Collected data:
* Begin *

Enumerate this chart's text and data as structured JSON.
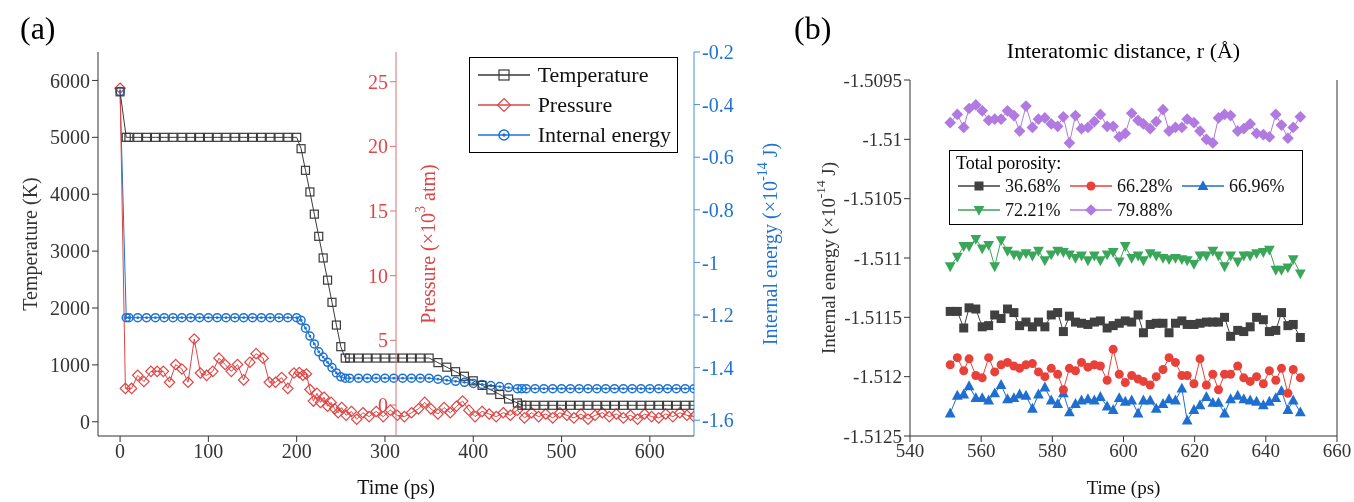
{
  "chart_data": [
    {
      "type": "line",
      "annotations": [
        "(a)"
      ],
      "xlabel": "Time (ps)",
      "ylabel": "Temperature (K)",
      "y2label": "Pressure (×10$^{3}$ atm)",
      "y3label": "Internal energy (×10$^{-14}$ J)",
      "xlim": [
        -25,
        650
      ],
      "xticks": [
        0,
        100,
        200,
        300,
        400,
        500,
        600
      ],
      "ylim": [
        -250,
        6500
      ],
      "yticks": [
        0,
        1000,
        2000,
        3000,
        4000,
        5000,
        6000
      ],
      "y2lim": [
        -2.4,
        27.3
      ],
      "y2ticks": [
        0,
        5,
        10,
        15,
        20,
        25
      ],
      "y3lim": [
        -1.66,
        -0.2
      ],
      "y3ticks": [
        -0.2,
        -0.4,
        -0.6,
        -0.8,
        -1,
        -1.2,
        -1.4,
        -1.6
      ],
      "legend": "top right",
      "series": [
        {
          "name": "Temperature",
          "color": "#3a3a3a",
          "marker": "square",
          "x": [
            0,
            7,
            10,
            20,
            30,
            40,
            50,
            60,
            70,
            80,
            90,
            100,
            110,
            120,
            130,
            140,
            150,
            160,
            170,
            180,
            190,
            200,
            205,
            210,
            215,
            220,
            225,
            230,
            235,
            240,
            245,
            250,
            255,
            260,
            270,
            280,
            290,
            300,
            310,
            320,
            330,
            340,
            350,
            360,
            370,
            380,
            390,
            400,
            410,
            420,
            430,
            440,
            450,
            455,
            460,
            470,
            480,
            490,
            500,
            510,
            520,
            530,
            540,
            550,
            560,
            570,
            580,
            590,
            600,
            610,
            620,
            630,
            640,
            650
          ],
          "values": [
            5800,
            5000,
            5000,
            5000,
            5000,
            5000,
            5000,
            5000,
            5000,
            5000,
            5000,
            5000,
            5000,
            5000,
            5000,
            5000,
            5000,
            5000,
            5000,
            5000,
            5000,
            5000,
            4800,
            4420,
            4040,
            3650,
            3260,
            2880,
            2490,
            2100,
            1700,
            1320,
            1120,
            1120,
            1120,
            1120,
            1120,
            1120,
            1120,
            1120,
            1120,
            1120,
            1120,
            1040,
            960,
            880,
            800,
            720,
            640,
            560,
            480,
            400,
            330,
            290,
            290,
            290,
            290,
            290,
            290,
            290,
            290,
            290,
            290,
            290,
            290,
            290,
            290,
            290,
            290,
            290,
            290,
            290,
            290,
            290
          ]
        },
        {
          "name": "Pressure",
          "color": "#e04545",
          "marker": "diamond",
          "axis": "y2",
          "x": [
            0,
            6,
            13,
            20,
            27,
            35,
            42,
            49,
            56,
            63,
            70,
            77,
            84,
            91,
            98,
            105,
            112,
            119,
            126,
            133,
            140,
            147,
            154,
            162,
            169,
            176,
            183,
            190,
            197,
            203,
            207,
            211,
            215,
            219,
            223,
            227,
            231,
            235,
            239,
            243,
            247,
            251,
            256,
            262,
            268,
            275,
            282,
            290,
            298,
            306,
            314,
            322,
            330,
            338,
            345,
            352,
            360,
            367,
            374,
            381,
            388,
            395,
            402,
            410,
            418,
            426,
            434,
            442,
            450,
            458,
            466,
            474,
            482,
            490,
            498,
            506,
            514,
            522,
            530,
            538,
            546,
            554,
            562,
            570,
            578,
            586,
            594,
            602,
            610,
            618,
            626,
            634,
            642,
            650
          ],
          "values": [
            24.5,
            1.28,
            1.28,
            2.29,
            1.81,
            2.6,
            2.6,
            2.6,
            1.76,
            3.13,
            2.78,
            1.76,
            5.1,
            2.47,
            2.29,
            2.6,
            3.62,
            3.13,
            2.6,
            3.13,
            1.94,
            3.31,
            3.97,
            3.62,
            1.76,
            1.76,
            2.12,
            1.28,
            2.47,
            2.5,
            2.3,
            2.4,
            1.2,
            0.3,
            0.9,
            0.2,
            0.6,
            -0.1,
            0.2,
            -0.3,
            -0.6,
            -0.2,
            -0.8,
            -0.5,
            -1.1,
            -0.6,
            -0.9,
            -0.5,
            -0.9,
            -0.4,
            -0.8,
            -0.9,
            -0.6,
            -0.3,
            0.2,
            -0.3,
            -0.7,
            -0.2,
            -0.6,
            -0.1,
            0.3,
            -0.4,
            -0.9,
            -0.5,
            -0.7,
            -0.9,
            -0.6,
            -0.8,
            -0.4,
            -1.0,
            -0.6,
            -0.9,
            -0.7,
            -1.0,
            -0.6,
            -0.8,
            -1.0,
            -0.7,
            -1.1,
            -0.8,
            -0.6,
            -0.9,
            -0.7,
            -1.0,
            -0.8,
            -1.1,
            -0.7,
            -0.9,
            -1.0,
            -0.7,
            -0.9,
            -0.6,
            -0.8,
            -0.9
          ]
        },
        {
          "name": "Internal energy",
          "color": "#1e73d2",
          "marker": "circle",
          "axis": "y3",
          "x": [
            0,
            7,
            10,
            20,
            30,
            40,
            50,
            60,
            70,
            80,
            90,
            100,
            110,
            120,
            130,
            140,
            150,
            160,
            170,
            180,
            190,
            200,
            205,
            210,
            215,
            220,
            225,
            230,
            235,
            240,
            245,
            250,
            255,
            260,
            270,
            280,
            290,
            300,
            310,
            320,
            330,
            340,
            350,
            360,
            370,
            380,
            390,
            400,
            410,
            420,
            430,
            440,
            450,
            455,
            460,
            470,
            480,
            490,
            500,
            510,
            520,
            530,
            540,
            550,
            560,
            570,
            580,
            590,
            600,
            610,
            620,
            630,
            640,
            650
          ],
          "values": [
            -0.35,
            -1.21,
            -1.21,
            -1.21,
            -1.21,
            -1.21,
            -1.21,
            -1.21,
            -1.21,
            -1.21,
            -1.21,
            -1.21,
            -1.21,
            -1.21,
            -1.21,
            -1.21,
            -1.21,
            -1.21,
            -1.21,
            -1.21,
            -1.21,
            -1.21,
            -1.22,
            -1.25,
            -1.28,
            -1.31,
            -1.34,
            -1.36,
            -1.38,
            -1.4,
            -1.42,
            -1.435,
            -1.44,
            -1.44,
            -1.44,
            -1.44,
            -1.44,
            -1.44,
            -1.44,
            -1.44,
            -1.44,
            -1.44,
            -1.44,
            -1.444,
            -1.448,
            -1.452,
            -1.456,
            -1.46,
            -1.464,
            -1.468,
            -1.472,
            -1.476,
            -1.48,
            -1.48,
            -1.48,
            -1.48,
            -1.48,
            -1.48,
            -1.48,
            -1.48,
            -1.48,
            -1.48,
            -1.48,
            -1.48,
            -1.48,
            -1.48,
            -1.48,
            -1.48,
            -1.48,
            -1.48,
            -1.48,
            -1.48,
            -1.48,
            -1.48
          ]
        }
      ]
    },
    {
      "type": "line",
      "annotations": [
        "(b)"
      ],
      "title": "Interatomic distance, r (Å)",
      "xlabel": "Time (ps)",
      "ylabel": "Internal energy (×10$^{-14}$ J)",
      "xlim": [
        540,
        660
      ],
      "xticks": [
        540,
        560,
        580,
        600,
        620,
        640,
        660
      ],
      "ylim": [
        -1.5125,
        -1.5095
      ],
      "yticks": [
        -1.5125,
        -1.512,
        -1.5115,
        -1.511,
        -1.5105,
        -1.51,
        -1.5095
      ],
      "legend": "top left",
      "legend_title": "Total porosity:",
      "x": [
        551.3,
        553.3,
        555.1,
        556.6,
        558.5,
        560.3,
        562.1,
        563.8,
        565.6,
        567.4,
        569.2,
        570.8,
        572.6,
        574.4,
        576.1,
        577.9,
        579.7,
        581.5,
        583.1,
        584.8,
        586.5,
        588.2,
        590,
        591.8,
        593.5,
        595.4,
        597.1,
        598.8,
        600.5,
        602.3,
        604.1,
        605.6,
        607.5,
        609.2,
        611.1,
        612.8,
        614.6,
        616.4,
        617.9,
        619.8,
        621.5,
        623.3,
        625.1,
        626.7,
        628.4,
        630.1,
        632.1,
        633.8,
        635.6,
        637.4,
        639.3,
        641,
        642.8,
        644.4,
        646.2,
        647.7,
        649.7
      ],
      "series": [
        {
          "name": "36.68%",
          "color": "#404040",
          "marker": "square",
          "values": [
            -1.51145,
            -1.51145,
            -1.51159,
            -1.51142,
            -1.51143,
            -1.51158,
            -1.51157,
            -1.51148,
            -1.51151,
            -1.51143,
            -1.51146,
            -1.51157,
            -1.51154,
            -1.51158,
            -1.51154,
            -1.51158,
            -1.51148,
            -1.51146,
            -1.51162,
            -1.51149,
            -1.51154,
            -1.51155,
            -1.51156,
            -1.51154,
            -1.51153,
            -1.51159,
            -1.51157,
            -1.51155,
            -1.51153,
            -1.51154,
            -1.51148,
            -1.51163,
            -1.51156,
            -1.51155,
            -1.51155,
            -1.51163,
            -1.51155,
            -1.51153,
            -1.51156,
            -1.51156,
            -1.51155,
            -1.51154,
            -1.51154,
            -1.51154,
            -1.5115,
            -1.51166,
            -1.51161,
            -1.51162,
            -1.51158,
            -1.5115,
            -1.51152,
            -1.51162,
            -1.51161,
            -1.51146,
            -1.51157,
            -1.51156,
            -1.51167
          ]
        },
        {
          "name": "66.28%",
          "color": "#e8413a",
          "marker": "circle",
          "values": [
            -1.5119,
            -1.51184,
            -1.51195,
            -1.51185,
            -1.51199,
            -1.51201,
            -1.51184,
            -1.51196,
            -1.5119,
            -1.51188,
            -1.51191,
            -1.51193,
            -1.5119,
            -1.51189,
            -1.51196,
            -1.512,
            -1.51193,
            -1.51198,
            -1.51211,
            -1.51193,
            -1.51195,
            -1.51188,
            -1.51192,
            -1.5119,
            -1.51191,
            -1.51203,
            -1.51177,
            -1.51198,
            -1.51205,
            -1.51199,
            -1.51202,
            -1.51204,
            -1.51207,
            -1.512,
            -1.51194,
            -1.51184,
            -1.51188,
            -1.51199,
            -1.51199,
            -1.51206,
            -1.51185,
            -1.51207,
            -1.51198,
            -1.51211,
            -1.51198,
            -1.51198,
            -1.51191,
            -1.51201,
            -1.51204,
            -1.512,
            -1.51206,
            -1.51195,
            -1.51203,
            -1.51193,
            -1.51214,
            -1.51194,
            -1.51201
          ]
        },
        {
          "name": "66.96%",
          "color": "#1f6fd0",
          "marker": "triangle",
          "values": [
            -1.51231,
            -1.51216,
            -1.51215,
            -1.51208,
            -1.51218,
            -1.51218,
            -1.5122,
            -1.51214,
            -1.51207,
            -1.51219,
            -1.51218,
            -1.51215,
            -1.51216,
            -1.51227,
            -1.51215,
            -1.51209,
            -1.5122,
            -1.51223,
            -1.51214,
            -1.5123,
            -1.51223,
            -1.5122,
            -1.51219,
            -1.5122,
            -1.51217,
            -1.51225,
            -1.51228,
            -1.51218,
            -1.51221,
            -1.5122,
            -1.51231,
            -1.5122,
            -1.5122,
            -1.51227,
            -1.51223,
            -1.51219,
            -1.5122,
            -1.5121,
            -1.51237,
            -1.51228,
            -1.51224,
            -1.51217,
            -1.51222,
            -1.51222,
            -1.51231,
            -1.51219,
            -1.51216,
            -1.51219,
            -1.5122,
            -1.51221,
            -1.51224,
            -1.51221,
            -1.51218,
            -1.51212,
            -1.51228,
            -1.5122,
            -1.5123
          ]
        },
        {
          "name": "72.21%",
          "color": "#3aa65a",
          "marker": "triangle-down",
          "values": [
            -1.51107,
            -1.51099,
            -1.5109,
            -1.5109,
            -1.51084,
            -1.51092,
            -1.51089,
            -1.51107,
            -1.51085,
            -1.51094,
            -1.51097,
            -1.51098,
            -1.51096,
            -1.51098,
            -1.51094,
            -1.51102,
            -1.51097,
            -1.51094,
            -1.51095,
            -1.51097,
            -1.511,
            -1.51098,
            -1.51102,
            -1.51098,
            -1.51102,
            -1.51097,
            -1.51095,
            -1.51103,
            -1.5109,
            -1.511,
            -1.51098,
            -1.51102,
            -1.51096,
            -1.51098,
            -1.511,
            -1.51101,
            -1.511,
            -1.51101,
            -1.51102,
            -1.51105,
            -1.51098,
            -1.51098,
            -1.51094,
            -1.51098,
            -1.51107,
            -1.51098,
            -1.51103,
            -1.51098,
            -1.51098,
            -1.51096,
            -1.51095,
            -1.51093,
            -1.5111,
            -1.5111,
            -1.51108,
            -1.51101,
            -1.51113
          ]
        },
        {
          "name": "79.88%",
          "color": "#b07ae0",
          "marker": "diamond",
          "values": [
            -1.50986,
            -1.50979,
            -1.5099,
            -1.50974,
            -1.50971,
            -1.50976,
            -1.50984,
            -1.50983,
            -1.50983,
            -1.50976,
            -1.5098,
            -1.50993,
            -1.50972,
            -1.5099,
            -1.50983,
            -1.50982,
            -1.50987,
            -1.50989,
            -1.50981,
            -1.51003,
            -1.5098,
            -1.50991,
            -1.5099,
            -1.50985,
            -1.50979,
            -1.50989,
            -1.50989,
            -1.50998,
            -1.50995,
            -1.50978,
            -1.50984,
            -1.50987,
            -1.50991,
            -1.50985,
            -1.50975,
            -1.50993,
            -1.5099,
            -1.5099,
            -1.50983,
            -1.50986,
            -1.50993,
            -1.51,
            -1.51003,
            -1.50982,
            -1.50979,
            -1.5098,
            -1.50993,
            -1.50991,
            -1.50987,
            -1.50995,
            -1.50996,
            -1.50998,
            -1.50979,
            -1.50988,
            -1.50999,
            -1.5099,
            -1.50981
          ]
        }
      ]
    }
  ]
}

* End *

▶ **Requirements**:
Return every line containing "Temperature".

▶ **Task response**:
      "ylabel": "Temperature (K)",
          "name": "Temperature",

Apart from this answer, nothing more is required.